== The input ==
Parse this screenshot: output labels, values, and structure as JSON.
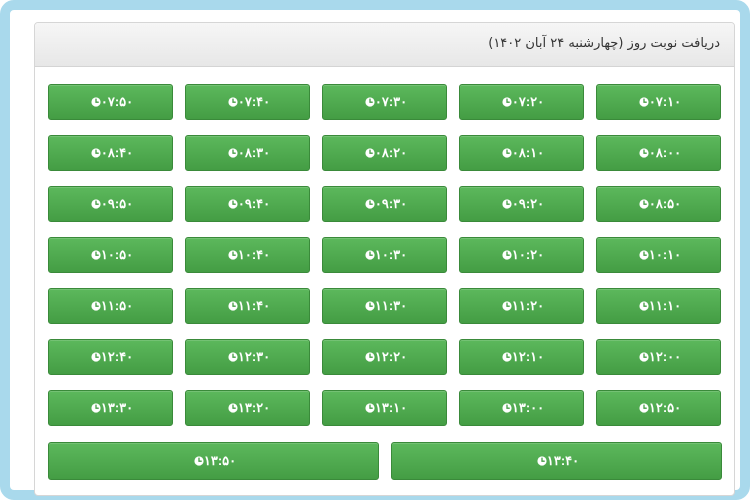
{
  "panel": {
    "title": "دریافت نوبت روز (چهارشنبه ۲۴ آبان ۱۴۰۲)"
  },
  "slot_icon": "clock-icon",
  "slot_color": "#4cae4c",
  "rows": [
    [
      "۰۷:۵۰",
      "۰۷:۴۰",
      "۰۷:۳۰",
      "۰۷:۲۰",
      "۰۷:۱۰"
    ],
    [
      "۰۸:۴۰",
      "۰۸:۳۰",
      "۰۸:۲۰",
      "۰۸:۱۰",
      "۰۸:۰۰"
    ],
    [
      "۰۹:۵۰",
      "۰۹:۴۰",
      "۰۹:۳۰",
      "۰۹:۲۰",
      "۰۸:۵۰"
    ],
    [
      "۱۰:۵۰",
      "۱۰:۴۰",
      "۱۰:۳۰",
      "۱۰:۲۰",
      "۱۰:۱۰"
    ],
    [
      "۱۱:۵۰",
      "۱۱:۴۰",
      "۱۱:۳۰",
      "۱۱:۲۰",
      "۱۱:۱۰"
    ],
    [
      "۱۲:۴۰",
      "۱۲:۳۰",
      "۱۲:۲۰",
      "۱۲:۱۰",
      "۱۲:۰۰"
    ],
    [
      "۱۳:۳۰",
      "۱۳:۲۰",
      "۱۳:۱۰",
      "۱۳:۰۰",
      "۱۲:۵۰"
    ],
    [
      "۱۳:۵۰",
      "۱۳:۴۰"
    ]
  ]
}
===
== The input ==
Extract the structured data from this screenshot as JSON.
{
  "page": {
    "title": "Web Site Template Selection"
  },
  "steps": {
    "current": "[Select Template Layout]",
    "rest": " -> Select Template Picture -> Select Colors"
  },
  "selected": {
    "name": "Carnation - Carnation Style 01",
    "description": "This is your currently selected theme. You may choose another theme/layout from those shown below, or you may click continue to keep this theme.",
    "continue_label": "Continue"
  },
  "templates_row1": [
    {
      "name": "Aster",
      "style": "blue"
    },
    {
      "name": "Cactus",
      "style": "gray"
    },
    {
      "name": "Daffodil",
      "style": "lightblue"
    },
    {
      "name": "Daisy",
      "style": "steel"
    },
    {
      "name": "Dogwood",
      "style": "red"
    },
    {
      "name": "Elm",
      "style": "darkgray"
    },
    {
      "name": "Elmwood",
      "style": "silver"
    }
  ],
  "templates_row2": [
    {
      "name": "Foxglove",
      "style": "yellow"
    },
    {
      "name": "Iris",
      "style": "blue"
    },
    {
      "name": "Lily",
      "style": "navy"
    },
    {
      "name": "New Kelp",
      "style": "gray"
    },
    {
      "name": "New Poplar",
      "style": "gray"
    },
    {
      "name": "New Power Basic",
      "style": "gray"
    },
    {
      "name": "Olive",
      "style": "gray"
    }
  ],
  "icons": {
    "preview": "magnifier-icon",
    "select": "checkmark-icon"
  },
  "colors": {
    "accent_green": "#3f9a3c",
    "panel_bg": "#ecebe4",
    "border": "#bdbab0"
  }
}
===
> **Written problem**: Report each line of the material above where the word "from" appears.

> **The output**:
Extract the structured data from this screenshot as JSON.
    "description": "This is your currently selected theme. You may choose another theme/layout from those shown below, or you may click continue to keep this theme.",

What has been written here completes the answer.